[Dataset items]

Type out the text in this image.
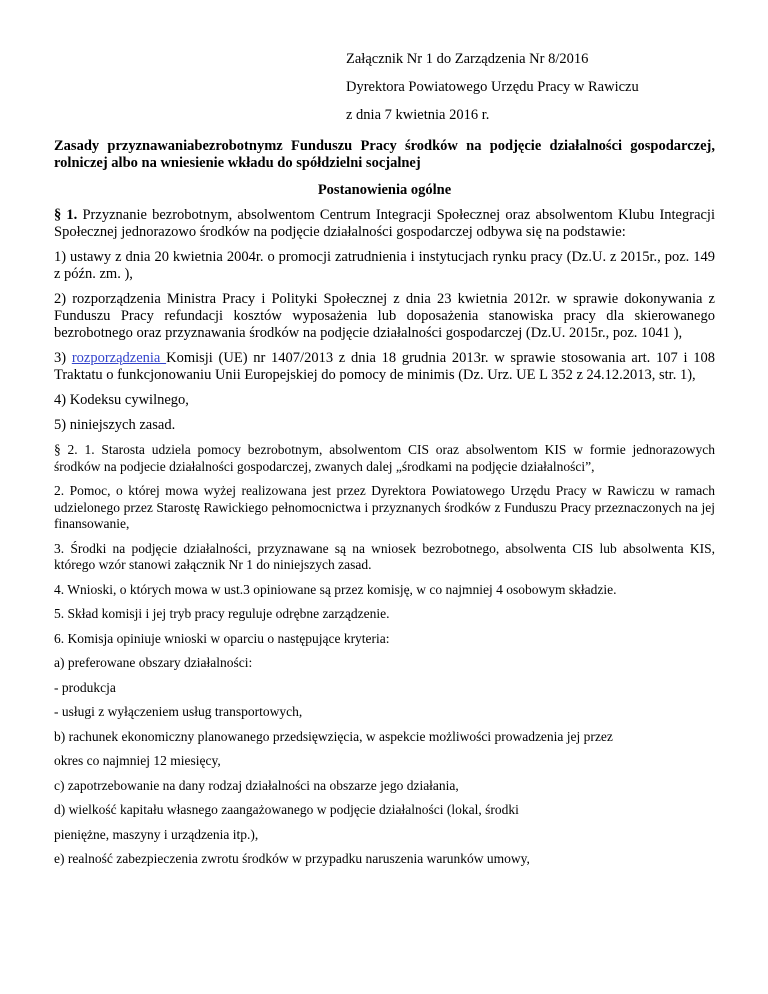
Załącznik Nr 1 do Zarządzenia Nr 8/2016
Dyrektora Powiatowego Urzędu Pracy w Rawiczu
z dnia 7 kwietnia 2016 r.

Zasady przyznawaniabezrobotnymz Funduszu Pracy środków na podjęcie działalności gospodarczej, rolniczej albo na wniesienie wkładu do spółdzielni socjalnej

Postanowienia ogólne

§ 1. Przyznanie bezrobotnym, absolwentom Centrum Integracji Społecznej oraz absolwentom Klubu Integracji Społecznej jednorazowo środków na podjęcie działalności gospodarczej odbywa się na podstawie:

1) ustawy z dnia 20 kwietnia 2004r. o promocji zatrudnienia i instytucjach rynku pracy (Dz.U. z 2015r., poz. 149 z późn. zm. ),

2) rozporządzenia Ministra Pracy i Polityki Społecznej z dnia 23 kwietnia 2012r. w sprawie dokonywania z Funduszu Pracy refundacji kosztów wyposażenia lub doposażenia stanowiska pracy dla skierowanego bezrobotnego oraz przyznawania środków na podjęcie działalności gospodarczej (Dz.U. 2015r., poz. 1041 ),

3) rozporządzenia Komisji (UE) nr 1407/2013 z dnia 18 grudnia 2013r. w sprawie stosowania art. 107 i 108 Traktatu o funkcjonowaniu Unii Europejskiej do pomocy de minimis (Dz. Urz. UE L 352 z 24.12.2013, str. 1),

4) Kodeksu cywilnego,

5) niniejszych zasad.

§ 2. 1. Starosta udziela pomocy bezrobotnym, absolwentom CIS oraz absolwentom KIS w formie jednorazowych środków na podjecie działalności gospodarczej, zwanych dalej „środkami na podjęcie działalności”,

2. Pomoc, o której mowa wyżej realizowana jest przez Dyrektora Powiatowego Urzędu Pracy w Rawiczu w ramach udzielonego przez Starostę Rawickiego pełnomocnictwa i przyznanych środków z Funduszu Pracy przeznaczonych na jej finansowanie,

3. Środki na podjęcie działalności, przyznawane są na wniosek bezrobotnego, absolwenta CIS lub absolwenta KIS, którego wzór stanowi załącznik Nr 1 do niniejszych zasad.

4. Wnioski, o których mowa w ust.3 opiniowane są przez komisję, w co najmniej 4 osobowym składzie.

5. Skład komisji i jej tryb pracy reguluje odrębne zarządzenie.

6. Komisja opiniuje wnioski w oparciu o następujące kryteria:

a) preferowane obszary działalności:

- produkcja

- usługi z wyłączeniem usług transportowych,

b) rachunek ekonomiczny planowanego przedsięwzięcia, w aspekcie możliwości prowadzenia jej przez

okres co najmniej 12 miesięcy,

c) zapotrzebowanie na dany rodzaj działalności na obszarze jego działania,

d) wielkość kapitału własnego zaangażowanego w podjęcie działalności (lokal, środki

pieniężne, maszyny i urządzenia itp.),

e) realność zabezpieczenia zwrotu środków w przypadku naruszenia warunków umowy,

◆ **WORK TO BE COMPLETED**:
Restate the data above exactly, stripping out each image.

◆ **EXERCISE SOLUTION**:
Type out the text in this image.
Załącznik Nr 1 do Zarządzenia Nr 8/2016
Dyrektora Powiatowego Urzędu Pracy w Rawiczu
z dnia 7 kwietnia 2016 r.

Zasady przyznawaniabezrobotnymz Funduszu Pracy środków na podjęcie działalności gospodarczej, rolniczej albo na wniesienie wkładu do spółdzielni socjalnej

Postanowienia ogólne

§ 1. Przyznanie bezrobotnym, absolwentom Centrum Integracji Społecznej oraz absolwentom Klubu Integracji Społecznej jednorazowo środków na podjęcie działalności gospodarczej odbywa się na podstawie:

1) ustawy z dnia 20 kwietnia 2004r. o promocji zatrudnienia i instytucjach rynku pracy (Dz.U. z 2015r., poz. 149 z późn. zm. ),

2) rozporządzenia Ministra Pracy i Polityki Społecznej z dnia 23 kwietnia 2012r. w sprawie dokonywania z Funduszu Pracy refundacji kosztów wyposażenia lub doposażenia stanowiska pracy dla skierowanego bezrobotnego oraz przyznawania środków na podjęcie działalności gospodarczej (Dz.U. 2015r., poz. 1041 ),

3) rozporządzenia Komisji (UE) nr 1407/2013 z dnia 18 grudnia 2013r. w sprawie stosowania art. 107 i 108 Traktatu o funkcjonowaniu Unii Europejskiej do pomocy de minimis (Dz. Urz. UE L 352 z 24.12.2013, str. 1),

4) Kodeksu cywilnego,

5) niniejszych zasad.

§ 2. 1. Starosta udziela pomocy bezrobotnym, absolwentom CIS oraz absolwentom KIS w formie jednorazowych środków na podjecie działalności gospodarczej, zwanych dalej „środkami na podjęcie działalności”,

2. Pomoc, o której mowa wyżej realizowana jest przez Dyrektora Powiatowego Urzędu Pracy w Rawiczu w ramach udzielonego przez Starostę Rawickiego pełnomocnictwa i przyznanych środków z Funduszu Pracy przeznaczonych na jej finansowanie,

3. Środki na podjęcie działalności, przyznawane są na wniosek bezrobotnego, absolwenta CIS lub absolwenta KIS, którego wzór stanowi załącznik Nr 1 do niniejszych zasad.

4. Wnioski, o których mowa w ust.3 opiniowane są przez komisję, w co najmniej 4 osobowym składzie.

5. Skład komisji i jej tryb pracy reguluje odrębne zarządzenie.

6. Komisja opiniuje wnioski w oparciu o następujące kryteria:

a) preferowane obszary działalności:

- produkcja

- usługi z wyłączeniem usług transportowych,

b) rachunek ekonomiczny planowanego przedsięwzięcia, w aspekcie możliwości prowadzenia jej przez

okres co najmniej 12 miesięcy,

c) zapotrzebowanie na dany rodzaj działalności na obszarze jego działania,

d) wielkość kapitału własnego zaangażowanego w podjęcie działalności (lokal, środki

pieniężne, maszyny i urządzenia itp.),

e) realność zabezpieczenia zwrotu środków w przypadku naruszenia warunków umowy,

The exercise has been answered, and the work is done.